RECORDS SUPPLIED =

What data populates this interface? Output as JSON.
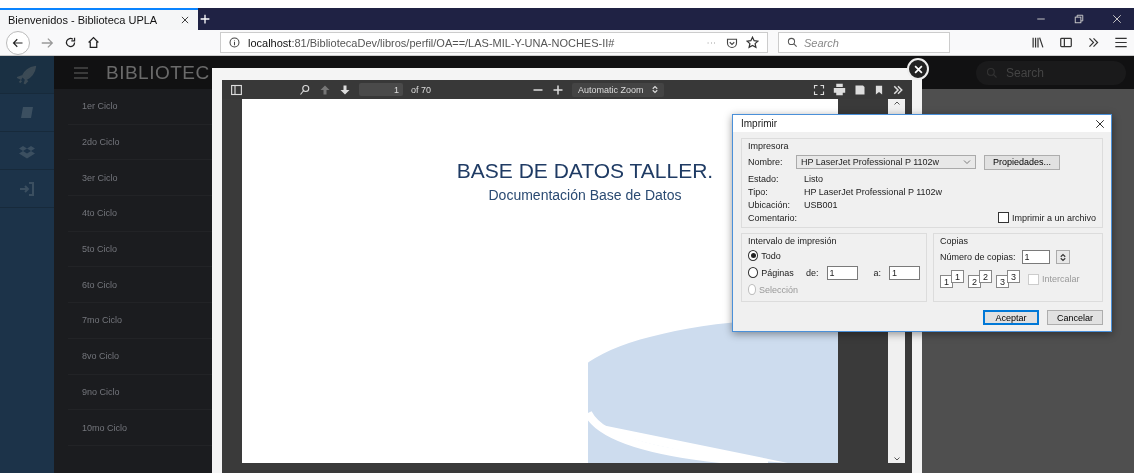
{
  "browser": {
    "tab": {
      "title": "Bienvenidos - Biblioteca UPLA",
      "selected": true
    },
    "url_host": "localhost",
    "url_rest": ":81/BibliotecaDev/libros/perfil/OA==/LAS-MIL-Y-UNA-NOCHES-II#",
    "search": {
      "placeholder": "Search"
    }
  },
  "app": {
    "brand": "BIBLIOTEC",
    "search": {
      "placeholder": "Search"
    },
    "sidebar": [
      {
        "label": "1er Ciclo"
      },
      {
        "label": "2do Ciclo"
      },
      {
        "label": "3er Ciclo"
      },
      {
        "label": "4to Ciclo"
      },
      {
        "label": "5to Ciclo"
      },
      {
        "label": "6to Ciclo"
      },
      {
        "label": "7mo Ciclo"
      },
      {
        "label": "8vo Ciclo"
      },
      {
        "label": "9no Ciclo"
      },
      {
        "label": "10mo Ciclo"
      }
    ]
  },
  "pdf_viewer": {
    "page": "1",
    "page_count": "of 70",
    "zoom": "Automatic Zoom",
    "title": "BASE DE DATOS TALLER.",
    "subtitle": "Documentación Base de Datos"
  },
  "print_dialog": {
    "title": "Imprimir",
    "printer_group": "Impresora",
    "name_label": "Nombre:",
    "name_value": "HP LaserJet Professional P 1102w",
    "properties_button": "Propiedades...",
    "info": [
      {
        "label": "Estado:",
        "value": "Listo"
      },
      {
        "label": "Tipo:",
        "value": "HP LaserJet Professional P 1102w"
      },
      {
        "label": "Ubicación:",
        "value": "USB001"
      },
      {
        "label": "Comentario:"
      }
    ],
    "print_to_file": {
      "label": "Imprimir a un archivo",
      "checked": false
    },
    "range_group": "Intervalo de impresión",
    "ranges": [
      {
        "label": "Todo",
        "selected": true,
        "disabled": false
      },
      {
        "label": "Páginas",
        "selected": false,
        "disabled": false
      },
      {
        "label": "Selección",
        "selected": false,
        "disabled": true
      }
    ],
    "from_label": "de:",
    "from_value": "1",
    "to_label": "a:",
    "to_value": "1",
    "copies_group": "Copias",
    "copies_label": "Número de copias:",
    "copies_value": "1",
    "collate_pages": [
      {
        "front": "1",
        "back": "1"
      },
      {
        "front": "2",
        "back": "2"
      },
      {
        "front": "3",
        "back": "3"
      }
    ],
    "collate": {
      "label": "Intercalar",
      "checked": false,
      "disabled": true
    },
    "buttons": [
      {
        "label": "Aceptar",
        "default": true
      },
      {
        "label": "Cancelar",
        "default": false
      }
    ]
  }
}
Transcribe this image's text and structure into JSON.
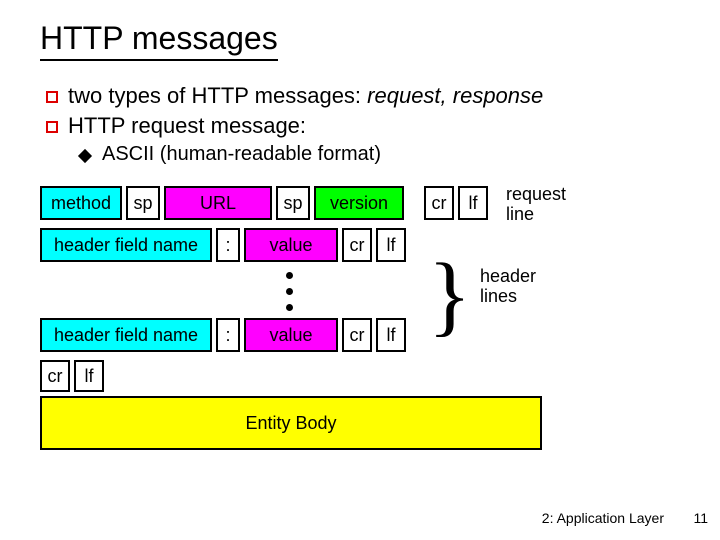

AIM OF THE TASK = Search the entries for the word "Professional" and copy every line that has it.

SOLUTION FOR THIS EXERCISE =
    "name_value": "HP LaserJet Professional P 1102w",
        "value": "HP LaserJet Professional P 1102w"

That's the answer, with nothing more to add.